**What the task asks**: Provide the records once more, identical to the original.

Some records
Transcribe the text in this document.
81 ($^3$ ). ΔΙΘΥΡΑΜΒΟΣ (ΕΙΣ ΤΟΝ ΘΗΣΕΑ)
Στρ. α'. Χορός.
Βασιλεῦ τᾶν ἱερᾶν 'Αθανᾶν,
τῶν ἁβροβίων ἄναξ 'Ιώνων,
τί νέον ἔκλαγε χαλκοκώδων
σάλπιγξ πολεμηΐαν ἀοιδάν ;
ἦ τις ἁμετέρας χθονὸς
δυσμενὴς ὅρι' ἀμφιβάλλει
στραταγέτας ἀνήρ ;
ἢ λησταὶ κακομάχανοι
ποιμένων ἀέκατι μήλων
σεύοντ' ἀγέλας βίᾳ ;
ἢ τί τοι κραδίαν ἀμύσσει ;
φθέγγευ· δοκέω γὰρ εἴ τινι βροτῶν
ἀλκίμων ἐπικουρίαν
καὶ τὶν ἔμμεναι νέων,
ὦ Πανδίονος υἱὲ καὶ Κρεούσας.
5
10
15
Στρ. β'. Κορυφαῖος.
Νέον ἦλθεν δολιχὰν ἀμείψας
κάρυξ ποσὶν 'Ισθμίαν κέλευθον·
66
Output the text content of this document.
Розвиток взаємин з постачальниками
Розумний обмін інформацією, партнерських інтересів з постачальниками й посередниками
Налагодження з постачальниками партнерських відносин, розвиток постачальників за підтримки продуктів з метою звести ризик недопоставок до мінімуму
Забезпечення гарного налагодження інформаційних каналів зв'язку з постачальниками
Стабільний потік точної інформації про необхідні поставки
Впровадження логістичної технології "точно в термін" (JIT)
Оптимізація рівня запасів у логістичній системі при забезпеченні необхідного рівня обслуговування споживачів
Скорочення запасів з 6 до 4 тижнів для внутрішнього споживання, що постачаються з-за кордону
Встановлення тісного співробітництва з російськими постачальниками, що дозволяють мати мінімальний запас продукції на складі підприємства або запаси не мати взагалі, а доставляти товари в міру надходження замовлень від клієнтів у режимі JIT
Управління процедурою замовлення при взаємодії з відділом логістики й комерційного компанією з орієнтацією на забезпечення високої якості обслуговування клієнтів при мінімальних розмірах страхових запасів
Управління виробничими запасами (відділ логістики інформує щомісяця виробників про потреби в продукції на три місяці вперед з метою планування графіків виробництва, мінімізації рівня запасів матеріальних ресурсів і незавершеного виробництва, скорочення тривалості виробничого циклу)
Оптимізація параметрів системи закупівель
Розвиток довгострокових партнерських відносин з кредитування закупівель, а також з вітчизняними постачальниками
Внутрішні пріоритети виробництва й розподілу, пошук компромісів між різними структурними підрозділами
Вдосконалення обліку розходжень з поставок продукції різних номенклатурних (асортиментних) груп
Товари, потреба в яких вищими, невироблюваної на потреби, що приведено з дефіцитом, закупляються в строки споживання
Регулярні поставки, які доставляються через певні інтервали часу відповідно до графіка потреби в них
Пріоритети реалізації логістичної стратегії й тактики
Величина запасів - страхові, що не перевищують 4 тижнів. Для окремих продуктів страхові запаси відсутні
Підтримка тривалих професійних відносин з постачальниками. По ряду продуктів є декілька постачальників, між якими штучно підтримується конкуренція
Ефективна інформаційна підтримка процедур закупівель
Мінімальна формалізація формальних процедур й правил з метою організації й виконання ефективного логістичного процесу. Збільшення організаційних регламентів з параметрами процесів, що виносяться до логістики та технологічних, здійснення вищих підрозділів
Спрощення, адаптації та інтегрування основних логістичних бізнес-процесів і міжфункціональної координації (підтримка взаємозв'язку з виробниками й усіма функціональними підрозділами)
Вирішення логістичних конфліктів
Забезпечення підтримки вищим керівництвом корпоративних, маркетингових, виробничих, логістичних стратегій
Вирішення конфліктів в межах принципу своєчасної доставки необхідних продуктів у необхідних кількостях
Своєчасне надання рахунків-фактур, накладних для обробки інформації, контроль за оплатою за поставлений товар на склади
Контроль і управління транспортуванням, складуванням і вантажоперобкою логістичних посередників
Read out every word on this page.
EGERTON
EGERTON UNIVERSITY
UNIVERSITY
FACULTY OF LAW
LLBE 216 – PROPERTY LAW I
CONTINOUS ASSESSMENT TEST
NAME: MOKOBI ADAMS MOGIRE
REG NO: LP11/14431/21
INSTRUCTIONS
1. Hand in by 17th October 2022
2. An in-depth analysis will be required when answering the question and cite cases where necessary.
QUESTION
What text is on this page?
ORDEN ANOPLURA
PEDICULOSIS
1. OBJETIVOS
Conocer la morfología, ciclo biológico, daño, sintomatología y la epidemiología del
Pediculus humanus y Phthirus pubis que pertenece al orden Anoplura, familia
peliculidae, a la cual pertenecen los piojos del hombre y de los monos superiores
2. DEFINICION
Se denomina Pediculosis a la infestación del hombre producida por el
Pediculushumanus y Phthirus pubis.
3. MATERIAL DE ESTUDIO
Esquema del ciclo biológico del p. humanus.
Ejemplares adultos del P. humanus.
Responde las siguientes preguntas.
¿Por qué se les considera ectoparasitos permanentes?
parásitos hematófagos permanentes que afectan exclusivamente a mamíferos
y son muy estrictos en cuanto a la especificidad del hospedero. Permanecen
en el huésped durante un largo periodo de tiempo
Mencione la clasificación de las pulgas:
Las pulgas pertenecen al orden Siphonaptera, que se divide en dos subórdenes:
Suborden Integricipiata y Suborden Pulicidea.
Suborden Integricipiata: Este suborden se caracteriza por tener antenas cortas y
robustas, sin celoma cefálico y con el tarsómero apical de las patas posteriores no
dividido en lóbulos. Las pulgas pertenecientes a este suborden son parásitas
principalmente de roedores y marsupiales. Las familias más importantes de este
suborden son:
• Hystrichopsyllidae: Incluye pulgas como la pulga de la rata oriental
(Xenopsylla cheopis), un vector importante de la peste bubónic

**Solution**:
Transcribe the text in this document.
81 ($^3$ ). ΔΙΘΥΡΑΜΒΟΣ (ΕΙΣ ΤΟΝ ΘΗΣΕΑ)
Στρ. α'. Χορός.
Βασιλεῦ τᾶν ἱερᾶν 'Αθανᾶν,
τῶν ἁβροβίων ἄναξ 'Ιώνων,
τί νέον ἔκλαγε χαλκοκώδων
σάλπιγξ πολεμηΐαν ἀοιδάν ;
ἦ τις ἁμετέρας χθονὸς
δυσμενὴς ὅρι' ἀμφιβάλλει
στραταγέτας ἀνήρ ;
ἢ λησταὶ κακομάχανοι
ποιμένων ἀέκατι μήλων
σεύοντ' ἀγέλας βίᾳ ;
ἢ τί τοι κραδίαν ἀμύσσει ;
φθέγγευ· δοκέω γὰρ εἴ τινι βροτῶν
ἀλκίμων ἐπικουρίαν
καὶ τὶν ἔμμεναι νέων,
ὦ Πανδίονος υἱὲ καὶ Κρεούσας.
5
10
15
Στρ. β'. Κορυφαῖος.
Νέον ἦλθεν δολιχὰν ἀμείψας
κάρυξ ποσὶν 'Ισθμίαν κέλευθον·
66
Output the text content of this document.
Розвиток взаємин з постачальниками
Розумний обмін інформацією, партнерських інтересів з постачальниками й посередниками
Налагодження з постачальниками партнерських відносин, розвиток постачальників за підтримки продуктів з метою звести ризик недопоставок до мінімуму
Забезпечення гарного налагодження інформаційних каналів зв'язку з постачальниками
Стабільний потік точної інформації про необхідні поставки
Впровадження логістичної технології "точно в термін" (JIT)
Оптимізація рівня запасів у логістичній системі при забезпеченні необхідного рівня обслуговування споживачів
Скорочення запасів з 6 до 4 тижнів для внутрішнього споживання, що постачаються з-за кордону
Встановлення тісного співробітництва з російськими постачальниками, що дозволяють мати мінімальний запас продукції на складі підприємства або запаси не мати взагалі, а доставляти товари в міру надходження замовлень від клієнтів у режимі JIT
Управління процедурою замовлення при взаємодії з відділом логістики й комерційного компанією з орієнтацією на забезпечення високої якості обслуговування клієнтів при мінімальних розмірах страхових запасів
Управління виробничими запасами (відділ логістики інформує щомісяця виробників про потреби в продукції на три місяці вперед з метою планування графіків виробництва, мінімізації рівня запасів матеріальних ресурсів і незавершеного виробництва, скорочення тривалості виробничого циклу)
Оптимізація параметрів системи закупівель
Розвиток довгострокових партнерських відносин з кредитування закупівель, а також з вітчизняними постачальниками
Внутрішні пріоритети виробництва й розподілу, пошук компромісів між різними структурними підрозділами
Вдосконалення обліку розходжень з поставок продукції різних номенклатурних (асортиментних) груп
Товари, потреба в яких вищими, невироблюваної на потреби, що приведено з дефіцитом, закупляються в строки споживання
Регулярні поставки, які доставляються через певні інтервали часу відповідно до графіка потреби в них
Пріоритети реалізації логістичної стратегії й тактики
Величина запасів - страхові, що не перевищують 4 тижнів. Для окремих продуктів страхові запаси відсутні
Підтримка тривалих професійних відносин з постачальниками. По ряду продуктів є декілька постачальників, між якими штучно підтримується конкуренція
Ефективна інформаційна підтримка процедур закупівель
Мінімальна формалізація формальних процедур й правил з метою організації й виконання ефективного логістичного процесу. Збільшення організаційних регламентів з параметрами процесів, що виносяться до логістики та технологічних, здійснення вищих підрозділів
Спрощення, адаптації та інтегрування основних логістичних бізнес-процесів і міжфункціональної координації (підтримка взаємозв'язку з виробниками й усіма функціональними підрозділами)
Вирішення логістичних конфліктів
Забезпечення підтримки вищим керівництвом корпоративних, маркетингових, виробничих, логістичних стратегій
Вирішення конфліктів в межах принципу своєчасної доставки необхідних продуктів у необхідних кількостях
Своєчасне надання рахунків-фактур, накладних для обробки інформації, контроль за оплатою за поставлений товар на склади
Контроль і управління транспортуванням, складуванням і вантажоперобкою логістичних посередників
Read out every word on this page.
EGERTON
EGERTON UNIVERSITY
UNIVERSITY
FACULTY OF LAW
LLBE 216 – PROPERTY LAW I
CONTINOUS ASSESSMENT TEST
NAME: MOKOBI ADAMS MOGIRE
REG NO: LP11/14431/21
INSTRUCTIONS
1. Hand in by 17th October 2022
2. An in-depth analysis will be required when answering the question and cite cases where necessary.
QUESTION
What text is on this page?
ORDEN ANOPLURA
PEDICULOSIS
1. OBJETIVOS
Conocer la morfología, ciclo biológico, daño, sintomatología y la epidemiología del
Pediculus humanus y Phthirus pubis que pertenece al orden Anoplura, familia
peliculidae, a la cual pertenecen los piojos del hombre y de los monos superiores
2. DEFINICION
Se denomina Pediculosis a la infestación del hombre producida por el
Pediculushumanus y Phthirus pubis.
3. MATERIAL DE ESTUDIO
Esquema del ciclo biológico del p. humanus.
Ejemplares adultos del P. humanus.
Responde las siguientes preguntas.
¿Por qué se les considera ectoparasitos permanentes?
parásitos hematófagos permanentes que afectan exclusivamente a mamíferos
y son muy estrictos en cuanto a la especificidad del hospedero. Permanecen
en el huésped durante un largo periodo de tiempo
Mencione la clasificación de las pulgas:
Las pulgas pertenecen al orden Siphonaptera, que se divide en dos subórdenes:
Suborden Integricipiata y Suborden Pulicidea.
Suborden Integricipiata: Este suborden se caracteriza por tener antenas cortas y
robustas, sin celoma cefálico y con el tarsómero apical de las patas posteriores no
dividido en lóbulos. Las pulgas pertenecientes a este suborden son parásitas
principalmente de roedores y marsupiales. Las familias más importantes de este
suborden son:
• Hystrichopsyllidae: Incluye pulgas como la pulga de la rata oriental
(Xenopsylla cheopis), un vector importante de la peste bubónic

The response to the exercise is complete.